• **Stored dataset items**:
::::

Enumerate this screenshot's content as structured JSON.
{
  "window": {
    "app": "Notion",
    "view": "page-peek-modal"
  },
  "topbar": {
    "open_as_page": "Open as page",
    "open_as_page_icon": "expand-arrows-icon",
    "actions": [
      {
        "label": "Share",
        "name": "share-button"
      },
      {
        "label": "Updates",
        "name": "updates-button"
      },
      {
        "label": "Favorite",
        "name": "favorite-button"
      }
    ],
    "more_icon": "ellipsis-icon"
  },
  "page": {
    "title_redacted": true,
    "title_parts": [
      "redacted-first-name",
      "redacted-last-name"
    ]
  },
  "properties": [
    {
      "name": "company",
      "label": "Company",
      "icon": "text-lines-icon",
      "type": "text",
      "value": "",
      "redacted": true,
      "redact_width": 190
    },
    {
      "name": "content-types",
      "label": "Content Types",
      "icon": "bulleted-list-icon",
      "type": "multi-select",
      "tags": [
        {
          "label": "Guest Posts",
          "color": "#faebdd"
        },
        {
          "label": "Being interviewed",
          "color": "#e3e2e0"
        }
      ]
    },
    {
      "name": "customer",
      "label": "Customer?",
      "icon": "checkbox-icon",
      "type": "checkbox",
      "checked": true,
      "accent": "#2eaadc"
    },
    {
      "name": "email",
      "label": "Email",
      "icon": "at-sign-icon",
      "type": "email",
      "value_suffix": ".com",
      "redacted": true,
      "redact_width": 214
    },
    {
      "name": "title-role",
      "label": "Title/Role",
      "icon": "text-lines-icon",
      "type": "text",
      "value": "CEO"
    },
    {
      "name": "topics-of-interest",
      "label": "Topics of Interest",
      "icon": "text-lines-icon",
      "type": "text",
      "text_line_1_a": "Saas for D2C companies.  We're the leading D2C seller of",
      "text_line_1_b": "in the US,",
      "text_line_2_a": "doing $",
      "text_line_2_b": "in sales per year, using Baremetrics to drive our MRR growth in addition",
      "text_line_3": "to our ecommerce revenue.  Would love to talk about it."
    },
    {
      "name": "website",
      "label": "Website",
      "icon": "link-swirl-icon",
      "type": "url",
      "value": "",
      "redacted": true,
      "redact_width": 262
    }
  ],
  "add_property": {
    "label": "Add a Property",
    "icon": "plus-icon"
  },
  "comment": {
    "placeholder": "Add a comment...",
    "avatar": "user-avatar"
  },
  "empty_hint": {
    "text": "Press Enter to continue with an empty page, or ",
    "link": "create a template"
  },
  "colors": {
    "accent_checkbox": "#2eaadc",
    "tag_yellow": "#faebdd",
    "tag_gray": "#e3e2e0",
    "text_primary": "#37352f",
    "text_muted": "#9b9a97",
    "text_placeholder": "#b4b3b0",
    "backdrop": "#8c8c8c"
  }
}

::::

• **AIM**: Search the data for "link" and list every line in which it occurs.

• **IN RESPONSE**:
      "icon": "link-swirl-icon",
    "link": "create a template"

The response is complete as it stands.